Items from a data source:
***

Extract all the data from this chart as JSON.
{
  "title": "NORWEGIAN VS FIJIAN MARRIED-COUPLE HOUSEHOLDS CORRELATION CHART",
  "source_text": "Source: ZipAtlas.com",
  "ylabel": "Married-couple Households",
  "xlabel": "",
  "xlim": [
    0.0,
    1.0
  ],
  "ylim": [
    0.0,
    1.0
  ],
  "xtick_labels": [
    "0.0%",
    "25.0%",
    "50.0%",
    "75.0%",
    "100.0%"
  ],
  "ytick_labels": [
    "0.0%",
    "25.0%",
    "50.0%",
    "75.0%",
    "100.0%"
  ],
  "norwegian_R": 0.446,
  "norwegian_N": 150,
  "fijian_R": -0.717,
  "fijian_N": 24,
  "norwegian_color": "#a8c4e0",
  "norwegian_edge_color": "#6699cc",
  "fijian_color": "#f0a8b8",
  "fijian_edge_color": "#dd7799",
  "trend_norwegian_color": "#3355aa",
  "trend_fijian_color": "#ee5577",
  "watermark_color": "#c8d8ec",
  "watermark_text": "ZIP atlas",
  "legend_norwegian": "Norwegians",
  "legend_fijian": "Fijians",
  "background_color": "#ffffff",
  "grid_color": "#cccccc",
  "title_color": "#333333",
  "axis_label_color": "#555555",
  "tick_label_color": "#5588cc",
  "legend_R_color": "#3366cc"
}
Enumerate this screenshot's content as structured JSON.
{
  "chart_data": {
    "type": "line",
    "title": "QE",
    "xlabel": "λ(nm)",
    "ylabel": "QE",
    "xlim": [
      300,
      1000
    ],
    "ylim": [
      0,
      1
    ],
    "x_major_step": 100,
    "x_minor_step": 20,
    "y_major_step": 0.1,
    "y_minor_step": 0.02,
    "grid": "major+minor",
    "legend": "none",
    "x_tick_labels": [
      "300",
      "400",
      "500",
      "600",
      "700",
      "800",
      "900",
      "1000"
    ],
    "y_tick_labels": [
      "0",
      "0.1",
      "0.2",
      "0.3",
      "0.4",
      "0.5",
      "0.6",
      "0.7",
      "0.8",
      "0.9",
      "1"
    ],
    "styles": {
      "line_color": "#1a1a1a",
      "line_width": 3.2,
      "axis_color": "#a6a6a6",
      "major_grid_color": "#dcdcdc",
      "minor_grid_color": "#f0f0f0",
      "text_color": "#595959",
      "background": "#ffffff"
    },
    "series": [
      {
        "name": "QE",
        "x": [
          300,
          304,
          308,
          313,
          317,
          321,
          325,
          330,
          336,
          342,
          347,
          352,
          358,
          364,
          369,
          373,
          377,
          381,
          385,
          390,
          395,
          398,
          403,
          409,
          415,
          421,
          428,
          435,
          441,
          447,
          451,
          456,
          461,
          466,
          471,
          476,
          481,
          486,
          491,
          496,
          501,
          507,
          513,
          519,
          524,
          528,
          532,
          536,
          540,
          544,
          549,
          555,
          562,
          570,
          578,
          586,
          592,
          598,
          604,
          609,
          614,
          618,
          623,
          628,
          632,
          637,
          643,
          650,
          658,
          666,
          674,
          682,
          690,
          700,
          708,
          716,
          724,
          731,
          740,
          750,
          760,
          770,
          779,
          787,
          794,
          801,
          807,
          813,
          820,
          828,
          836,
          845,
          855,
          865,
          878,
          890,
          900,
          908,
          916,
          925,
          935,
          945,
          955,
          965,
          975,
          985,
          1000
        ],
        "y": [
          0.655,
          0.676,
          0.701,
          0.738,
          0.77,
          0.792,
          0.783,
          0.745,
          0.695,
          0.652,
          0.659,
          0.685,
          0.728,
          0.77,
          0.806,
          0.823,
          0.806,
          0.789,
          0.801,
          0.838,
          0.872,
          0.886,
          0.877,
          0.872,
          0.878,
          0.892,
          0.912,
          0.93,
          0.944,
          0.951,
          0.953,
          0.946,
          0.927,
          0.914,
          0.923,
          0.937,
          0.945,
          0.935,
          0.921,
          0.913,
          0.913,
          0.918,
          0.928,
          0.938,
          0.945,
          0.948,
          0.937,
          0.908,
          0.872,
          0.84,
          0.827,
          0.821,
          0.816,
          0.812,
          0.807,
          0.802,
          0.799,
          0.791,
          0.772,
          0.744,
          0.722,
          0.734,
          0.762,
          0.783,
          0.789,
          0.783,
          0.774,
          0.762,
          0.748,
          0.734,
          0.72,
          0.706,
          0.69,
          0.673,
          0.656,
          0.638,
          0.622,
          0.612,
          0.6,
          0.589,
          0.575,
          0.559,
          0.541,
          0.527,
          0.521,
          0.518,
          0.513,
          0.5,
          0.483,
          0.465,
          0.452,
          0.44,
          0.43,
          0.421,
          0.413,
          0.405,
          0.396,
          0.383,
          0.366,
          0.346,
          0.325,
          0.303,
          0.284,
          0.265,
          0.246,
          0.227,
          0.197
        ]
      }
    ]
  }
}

***

■ Requirement:
Extract the full listing above without altering anything.

■ Exercise output:
Extract all the data from this chart as JSON.
{
  "title": "NORWEGIAN VS FIJIAN MARRIED-COUPLE HOUSEHOLDS CORRELATION CHART",
  "source_text": "Source: ZipAtlas.com",
  "ylabel": "Married-couple Households",
  "xlabel": "",
  "xlim": [
    0.0,
    1.0
  ],
  "ylim": [
    0.0,
    1.0
  ],
  "xtick_labels": [
    "0.0%",
    "25.0%",
    "50.0%",
    "75.0%",
    "100.0%"
  ],
  "ytick_labels": [
    "0.0%",
    "25.0%",
    "50.0%",
    "75.0%",
    "100.0%"
  ],
  "norwegian_R": 0.446,
  "norwegian_N": 150,
  "fijian_R": -0.717,
  "fijian_N": 24,
  "norwegian_color": "#a8c4e0",
  "norwegian_edge_color": "#6699cc",
  "fijian_color": "#f0a8b8",
  "fijian_edge_color": "#dd7799",
  "trend_norwegian_color": "#3355aa",
  "trend_fijian_color": "#ee5577",
  "watermark_color": "#c8d8ec",
  "watermark_text": "ZIP atlas",
  "legend_norwegian": "Norwegians",
  "legend_fijian": "Fijians",
  "background_color": "#ffffff",
  "grid_color": "#cccccc",
  "title_color": "#333333",
  "axis_label_color": "#555555",
  "tick_label_color": "#5588cc",
  "legend_R_color": "#3366cc"
}
Enumerate this screenshot's content as structured JSON.
{
  "chart_data": {
    "type": "line",
    "title": "QE",
    "xlabel": "λ(nm)",
    "ylabel": "QE",
    "xlim": [
      300,
      1000
    ],
    "ylim": [
      0,
      1
    ],
    "x_major_step": 100,
    "x_minor_step": 20,
    "y_major_step": 0.1,
    "y_minor_step": 0.02,
    "grid": "major+minor",
    "legend": "none",
    "x_tick_labels": [
      "300",
      "400",
      "500",
      "600",
      "700",
      "800",
      "900",
      "1000"
    ],
    "y_tick_labels": [
      "0",
      "0.1",
      "0.2",
      "0.3",
      "0.4",
      "0.5",
      "0.6",
      "0.7",
      "0.8",
      "0.9",
      "1"
    ],
    "styles": {
      "line_color": "#1a1a1a",
      "line_width": 3.2,
      "axis_color": "#a6a6a6",
      "major_grid_color": "#dcdcdc",
      "minor_grid_color": "#f0f0f0",
      "text_color": "#595959",
      "background": "#ffffff"
    },
    "series": [
      {
        "name": "QE",
        "x": [
          300,
          304,
          308,
          313,
          317,
          321,
          325,
          330,
          336,
          342,
          347,
          352,
          358,
          364,
          369,
          373,
          377,
          381,
          385,
          390,
          395,
          398,
          403,
          409,
          415,
          421,
          428,
          435,
          441,
          447,
          451,
          456,
          461,
          466,
          471,
          476,
          481,
          486,
          491,
          496,
          501,
          507,
          513,
          519,
          524,
          528,
          532,
          536,
          540,
          544,
          549,
          555,
          562,
          570,
          578,
          586,
          592,
          598,
          604,
          609,
          614,
          618,
          623,
          628,
          632,
          637,
          643,
          650,
          658,
          666,
          674,
          682,
          690,
          700,
          708,
          716,
          724,
          731,
          740,
          750,
          760,
          770,
          779,
          787,
          794,
          801,
          807,
          813,
          820,
          828,
          836,
          845,
          855,
          865,
          878,
          890,
          900,
          908,
          916,
          925,
          935,
          945,
          955,
          965,
          975,
          985,
          1000
        ],
        "y": [
          0.655,
          0.676,
          0.701,
          0.738,
          0.77,
          0.792,
          0.783,
          0.745,
          0.695,
          0.652,
          0.659,
          0.685,
          0.728,
          0.77,
          0.806,
          0.823,
          0.806,
          0.789,
          0.801,
          0.838,
          0.872,
          0.886,
          0.877,
          0.872,
          0.878,
          0.892,
          0.912,
          0.93,
          0.944,
          0.951,
          0.953,
          0.946,
          0.927,
          0.914,
          0.923,
          0.937,
          0.945,
          0.935,
          0.921,
          0.913,
          0.913,
          0.918,
          0.928,
          0.938,
          0.945,
          0.948,
          0.937,
          0.908,
          0.872,
          0.84,
          0.827,
          0.821,
          0.816,
          0.812,
          0.807,
          0.802,
          0.799,
          0.791,
          0.772,
          0.744,
          0.722,
          0.734,
          0.762,
          0.783,
          0.789,
          0.783,
          0.774,
          0.762,
          0.748,
          0.734,
          0.72,
          0.706,
          0.69,
          0.673,
          0.656,
          0.638,
          0.622,
          0.612,
          0.6,
          0.589,
          0.575,
          0.559,
          0.541,
          0.527,
          0.521,
          0.518,
          0.513,
          0.5,
          0.483,
          0.465,
          0.452,
          0.44,
          0.43,
          0.421,
          0.413,
          0.405,
          0.396,
          0.383,
          0.366,
          0.346,
          0.325,
          0.303,
          0.284,
          0.265,
          0.246,
          0.227,
          0.197
        ]
      }
    ]
  }
}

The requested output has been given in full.